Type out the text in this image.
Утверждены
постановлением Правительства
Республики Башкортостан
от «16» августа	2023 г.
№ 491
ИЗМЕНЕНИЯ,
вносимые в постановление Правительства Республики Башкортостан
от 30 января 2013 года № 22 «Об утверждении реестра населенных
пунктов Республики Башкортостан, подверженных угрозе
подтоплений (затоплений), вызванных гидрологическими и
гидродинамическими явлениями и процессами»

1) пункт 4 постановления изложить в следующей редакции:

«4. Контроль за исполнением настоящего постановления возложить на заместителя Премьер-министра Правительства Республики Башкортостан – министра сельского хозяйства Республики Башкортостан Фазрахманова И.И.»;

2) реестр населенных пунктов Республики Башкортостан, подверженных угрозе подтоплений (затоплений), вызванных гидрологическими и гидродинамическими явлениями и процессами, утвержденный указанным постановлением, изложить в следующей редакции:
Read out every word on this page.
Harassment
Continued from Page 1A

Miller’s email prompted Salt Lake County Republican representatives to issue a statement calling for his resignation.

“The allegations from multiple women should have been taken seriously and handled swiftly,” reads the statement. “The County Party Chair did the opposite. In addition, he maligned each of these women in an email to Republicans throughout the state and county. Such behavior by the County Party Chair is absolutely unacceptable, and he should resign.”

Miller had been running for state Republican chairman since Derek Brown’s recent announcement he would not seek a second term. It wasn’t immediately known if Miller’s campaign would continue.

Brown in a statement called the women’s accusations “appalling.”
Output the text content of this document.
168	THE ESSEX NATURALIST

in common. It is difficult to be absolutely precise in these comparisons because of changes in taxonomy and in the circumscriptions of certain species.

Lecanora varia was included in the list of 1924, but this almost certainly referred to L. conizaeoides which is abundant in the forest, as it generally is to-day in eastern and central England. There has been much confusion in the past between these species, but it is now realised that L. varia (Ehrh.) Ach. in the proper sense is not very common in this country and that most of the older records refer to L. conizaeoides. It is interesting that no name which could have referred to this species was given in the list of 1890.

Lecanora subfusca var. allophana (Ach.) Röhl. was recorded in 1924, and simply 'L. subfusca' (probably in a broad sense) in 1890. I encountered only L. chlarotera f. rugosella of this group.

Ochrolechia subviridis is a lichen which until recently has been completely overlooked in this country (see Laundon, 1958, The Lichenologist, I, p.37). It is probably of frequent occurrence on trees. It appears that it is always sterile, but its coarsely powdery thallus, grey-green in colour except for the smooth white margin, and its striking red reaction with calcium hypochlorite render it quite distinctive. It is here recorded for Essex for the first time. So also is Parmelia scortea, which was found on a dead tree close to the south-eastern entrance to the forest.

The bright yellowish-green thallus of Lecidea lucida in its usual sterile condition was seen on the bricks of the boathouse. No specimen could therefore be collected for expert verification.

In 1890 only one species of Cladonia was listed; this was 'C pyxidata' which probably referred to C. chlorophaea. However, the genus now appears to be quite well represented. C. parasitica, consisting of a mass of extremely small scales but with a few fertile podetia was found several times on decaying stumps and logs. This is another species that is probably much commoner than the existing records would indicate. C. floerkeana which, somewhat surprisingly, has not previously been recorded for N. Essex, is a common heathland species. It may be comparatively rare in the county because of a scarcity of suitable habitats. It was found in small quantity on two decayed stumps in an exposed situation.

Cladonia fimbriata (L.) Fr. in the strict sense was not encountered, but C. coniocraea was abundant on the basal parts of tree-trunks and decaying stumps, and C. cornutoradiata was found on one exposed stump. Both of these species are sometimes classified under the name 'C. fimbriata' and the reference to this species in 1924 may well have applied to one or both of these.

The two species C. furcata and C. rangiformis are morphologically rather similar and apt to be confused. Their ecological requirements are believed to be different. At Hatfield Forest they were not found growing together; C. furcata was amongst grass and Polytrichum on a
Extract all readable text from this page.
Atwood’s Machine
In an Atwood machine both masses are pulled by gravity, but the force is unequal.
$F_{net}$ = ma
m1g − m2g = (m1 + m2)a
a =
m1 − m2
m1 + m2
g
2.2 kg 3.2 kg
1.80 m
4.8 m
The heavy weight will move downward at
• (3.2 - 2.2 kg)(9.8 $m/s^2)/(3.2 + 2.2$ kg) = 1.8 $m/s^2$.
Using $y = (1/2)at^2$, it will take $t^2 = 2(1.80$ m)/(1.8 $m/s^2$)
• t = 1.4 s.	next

PROBLEM DESCRIPTION: State the number of lines in the preceding entries that include the word "изложить". Provide nothing else.

SOLUTION TO THE EXERCISE: 2